Work to be completed »
Transcribe each line exactly.

Given data »

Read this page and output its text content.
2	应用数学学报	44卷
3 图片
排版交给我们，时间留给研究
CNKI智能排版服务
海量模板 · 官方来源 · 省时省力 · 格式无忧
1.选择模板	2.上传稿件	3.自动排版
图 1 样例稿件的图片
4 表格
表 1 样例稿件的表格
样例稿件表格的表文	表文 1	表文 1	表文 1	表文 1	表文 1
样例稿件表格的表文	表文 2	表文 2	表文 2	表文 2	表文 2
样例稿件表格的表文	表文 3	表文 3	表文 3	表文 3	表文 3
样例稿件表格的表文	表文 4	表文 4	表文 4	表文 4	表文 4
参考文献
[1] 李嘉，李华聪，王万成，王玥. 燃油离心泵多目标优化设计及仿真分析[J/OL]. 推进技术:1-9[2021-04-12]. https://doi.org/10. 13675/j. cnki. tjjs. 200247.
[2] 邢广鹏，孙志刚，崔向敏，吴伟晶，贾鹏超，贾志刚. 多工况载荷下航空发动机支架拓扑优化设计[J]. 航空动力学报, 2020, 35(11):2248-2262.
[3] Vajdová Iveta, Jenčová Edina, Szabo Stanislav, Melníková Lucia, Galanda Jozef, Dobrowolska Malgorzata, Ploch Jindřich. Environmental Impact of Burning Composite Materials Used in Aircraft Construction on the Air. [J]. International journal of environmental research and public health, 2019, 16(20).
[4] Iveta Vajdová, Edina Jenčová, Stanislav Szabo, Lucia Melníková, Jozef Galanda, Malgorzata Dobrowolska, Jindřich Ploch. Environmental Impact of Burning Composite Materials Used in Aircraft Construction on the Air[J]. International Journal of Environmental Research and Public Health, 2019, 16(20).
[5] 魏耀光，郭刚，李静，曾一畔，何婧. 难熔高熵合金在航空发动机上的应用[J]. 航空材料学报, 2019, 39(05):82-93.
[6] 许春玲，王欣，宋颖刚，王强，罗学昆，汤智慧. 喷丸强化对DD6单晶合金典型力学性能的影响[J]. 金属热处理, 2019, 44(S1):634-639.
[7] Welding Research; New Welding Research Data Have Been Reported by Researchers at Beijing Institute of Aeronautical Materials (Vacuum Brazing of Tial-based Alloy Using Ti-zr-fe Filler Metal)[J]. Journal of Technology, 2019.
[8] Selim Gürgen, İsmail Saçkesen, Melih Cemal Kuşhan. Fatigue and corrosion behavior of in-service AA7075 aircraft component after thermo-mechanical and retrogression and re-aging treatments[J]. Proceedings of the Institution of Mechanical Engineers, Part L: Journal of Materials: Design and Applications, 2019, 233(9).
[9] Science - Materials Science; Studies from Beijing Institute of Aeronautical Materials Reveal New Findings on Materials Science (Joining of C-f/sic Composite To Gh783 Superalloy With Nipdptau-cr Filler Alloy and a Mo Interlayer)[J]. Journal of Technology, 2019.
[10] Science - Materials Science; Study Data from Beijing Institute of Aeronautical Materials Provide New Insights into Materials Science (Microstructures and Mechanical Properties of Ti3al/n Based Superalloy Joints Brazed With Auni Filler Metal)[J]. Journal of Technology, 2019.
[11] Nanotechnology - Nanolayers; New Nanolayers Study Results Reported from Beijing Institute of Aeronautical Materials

Solution to this task »
Read this page and output its text content.
2	应用数学学报	44卷
3 图片
排版交给我们，时间留给研究
CNKI智能排版服务
海量模板 · 官方来源 · 省时省力 · 格式无忧
1.选择模板	2.上传稿件	3.自动排版
图 1 样例稿件的图片
4 表格
表 1 样例稿件的表格
样例稿件表格的表文	表文 1	表文 1	表文 1	表文 1	表文 1
样例稿件表格的表文	表文 2	表文 2	表文 2	表文 2	表文 2
样例稿件表格的表文	表文 3	表文 3	表文 3	表文 3	表文 3
样例稿件表格的表文	表文 4	表文 4	表文 4	表文 4	表文 4
参考文献
[1] 李嘉，李华聪，王万成，王玥. 燃油离心泵多目标优化设计及仿真分析[J/OL]. 推进技术:1-9[2021-04-12]. https://doi.org/10. 13675/j. cnki. tjjs. 200247.
[2] 邢广鹏，孙志刚，崔向敏，吴伟晶，贾鹏超，贾志刚. 多工况载荷下航空发动机支架拓扑优化设计[J]. 航空动力学报, 2020, 35(11):2248-2262.
[3] Vajdová Iveta, Jenčová Edina, Szabo Stanislav, Melníková Lucia, Galanda Jozef, Dobrowolska Malgorzata, Ploch Jindřich. Environmental Impact of Burning Composite Materials Used in Aircraft Construction on the Air. [J]. International journal of environmental research and public health, 2019, 16(20).
[4] Iveta Vajdová, Edina Jenčová, Stanislav Szabo, Lucia Melníková, Jozef Galanda, Malgorzata Dobrowolska, Jindřich Ploch. Environmental Impact of Burning Composite Materials Used in Aircraft Construction on the Air[J]. International Journal of Environmental Research and Public Health, 2019, 16(20).
[5] 魏耀光，郭刚，李静，曾一畔，何婧. 难熔高熵合金在航空发动机上的应用[J]. 航空材料学报, 2019, 39(05):82-93.
[6] 许春玲，王欣，宋颖刚，王强，罗学昆，汤智慧. 喷丸强化对DD6单晶合金典型力学性能的影响[J]. 金属热处理, 2019, 44(S1):634-639.
[7] Welding Research; New Welding Research Data Have Been Reported by Researchers at Beijing Institute of Aeronautical Materials (Vacuum Brazing of Tial-based Alloy Using Ti-zr-fe Filler Metal)[J]. Journal of Technology, 2019.
[8] Selim Gürgen, İsmail Saçkesen, Melih Cemal Kuşhan. Fatigue and corrosion behavior of in-service AA7075 aircraft component after thermo-mechanical and retrogression and re-aging treatments[J]. Proceedings of the Institution of Mechanical Engineers, Part L: Journal of Materials: Design and Applications, 2019, 233(9).
[9] Science - Materials Science; Studies from Beijing Institute of Aeronautical Materials Reveal New Findings on Materials Science (Joining of C-f/sic Composite To Gh783 Superalloy With Nipdptau-cr Filler Alloy and a Mo Interlayer)[J]. Journal of Technology, 2019.
[10] Science - Materials Science; Study Data from Beijing Institute of Aeronautical Materials Provide New Insights into Materials Science (Microstructures and Mechanical Properties of Ti3al/n Based Superalloy Joints Brazed With Auni Filler Metal)[J]. Journal of Technology, 2019.
[11] Nanotechnology - Nanolayers; New Nanolayers Study Results Reported from Beijing Institute of Aeronautical Materials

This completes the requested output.